== Aim ==
Reproduce the complete listing without any deviation.

[Start of Exercise data]

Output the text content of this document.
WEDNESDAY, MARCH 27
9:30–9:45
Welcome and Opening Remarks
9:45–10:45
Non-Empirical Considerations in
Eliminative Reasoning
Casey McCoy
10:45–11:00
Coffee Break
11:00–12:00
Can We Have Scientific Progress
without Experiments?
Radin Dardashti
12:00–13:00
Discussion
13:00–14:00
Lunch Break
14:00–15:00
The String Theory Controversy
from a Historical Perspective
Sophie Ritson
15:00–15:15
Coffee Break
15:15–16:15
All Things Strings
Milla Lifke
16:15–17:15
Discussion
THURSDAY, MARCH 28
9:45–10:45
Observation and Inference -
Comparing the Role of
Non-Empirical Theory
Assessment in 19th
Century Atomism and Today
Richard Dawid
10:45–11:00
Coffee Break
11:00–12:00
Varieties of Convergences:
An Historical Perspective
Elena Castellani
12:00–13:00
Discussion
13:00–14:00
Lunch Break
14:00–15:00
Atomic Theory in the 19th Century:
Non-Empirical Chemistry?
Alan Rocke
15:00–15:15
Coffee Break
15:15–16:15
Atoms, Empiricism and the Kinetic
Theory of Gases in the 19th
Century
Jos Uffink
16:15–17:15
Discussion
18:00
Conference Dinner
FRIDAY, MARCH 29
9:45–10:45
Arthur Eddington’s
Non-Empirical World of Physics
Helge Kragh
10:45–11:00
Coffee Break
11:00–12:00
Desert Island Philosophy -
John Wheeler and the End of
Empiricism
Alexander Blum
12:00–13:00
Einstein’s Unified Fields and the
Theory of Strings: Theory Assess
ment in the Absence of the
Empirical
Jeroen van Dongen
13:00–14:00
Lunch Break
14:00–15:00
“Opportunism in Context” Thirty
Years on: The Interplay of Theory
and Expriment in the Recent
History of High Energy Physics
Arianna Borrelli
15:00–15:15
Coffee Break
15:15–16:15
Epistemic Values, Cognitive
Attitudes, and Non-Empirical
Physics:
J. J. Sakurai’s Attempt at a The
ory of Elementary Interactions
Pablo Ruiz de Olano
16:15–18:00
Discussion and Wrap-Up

[End of Exercise data]

== Solved exercise ==
Output the text content of this document.
WEDNESDAY, MARCH 27
9:30–9:45
Welcome and Opening Remarks
9:45–10:45
Non-Empirical Considerations in
Eliminative Reasoning
Casey McCoy
10:45–11:00
Coffee Break
11:00–12:00
Can We Have Scientific Progress
without Experiments?
Radin Dardashti
12:00–13:00
Discussion
13:00–14:00
Lunch Break
14:00–15:00
The String Theory Controversy
from a Historical Perspective
Sophie Ritson
15:00–15:15
Coffee Break
15:15–16:15
All Things Strings
Milla Lifke
16:15–17:15
Discussion
THURSDAY, MARCH 28
9:45–10:45
Observation and Inference -
Comparing the Role of
Non-Empirical Theory
Assessment in 19th
Century Atomism and Today
Richard Dawid
10:45–11:00
Coffee Break
11:00–12:00
Varieties of Convergences:
An Historical Perspective
Elena Castellani
12:00–13:00
Discussion
13:00–14:00
Lunch Break
14:00–15:00
Atomic Theory in the 19th Century:
Non-Empirical Chemistry?
Alan Rocke
15:00–15:15
Coffee Break
15:15–16:15
Atoms, Empiricism and the Kinetic
Theory of Gases in the 19th
Century
Jos Uffink
16:15–17:15
Discussion
18:00
Conference Dinner
FRIDAY, MARCH 29
9:45–10:45
Arthur Eddington’s
Non-Empirical World of Physics
Helge Kragh
10:45–11:00
Coffee Break
11:00–12:00
Desert Island Philosophy -
John Wheeler and the End of
Empiricism
Alexander Blum
12:00–13:00
Einstein’s Unified Fields and the
Theory of Strings: Theory Assess
ment in the Absence of the
Empirical
Jeroen van Dongen
13:00–14:00
Lunch Break
14:00–15:00
“Opportunism in Context” Thirty
Years on: The Interplay of Theory
and Expriment in the Recent
History of High Energy Physics
Arianna Borrelli
15:00–15:15
Coffee Break
15:15–16:15
Epistemic Values, Cognitive
Attitudes, and Non-Empirical
Physics:
J. J. Sakurai’s Attempt at a The
ory of Elementary Interactions
Pablo Ruiz de Olano
16:15–18:00
Discussion and Wrap-Up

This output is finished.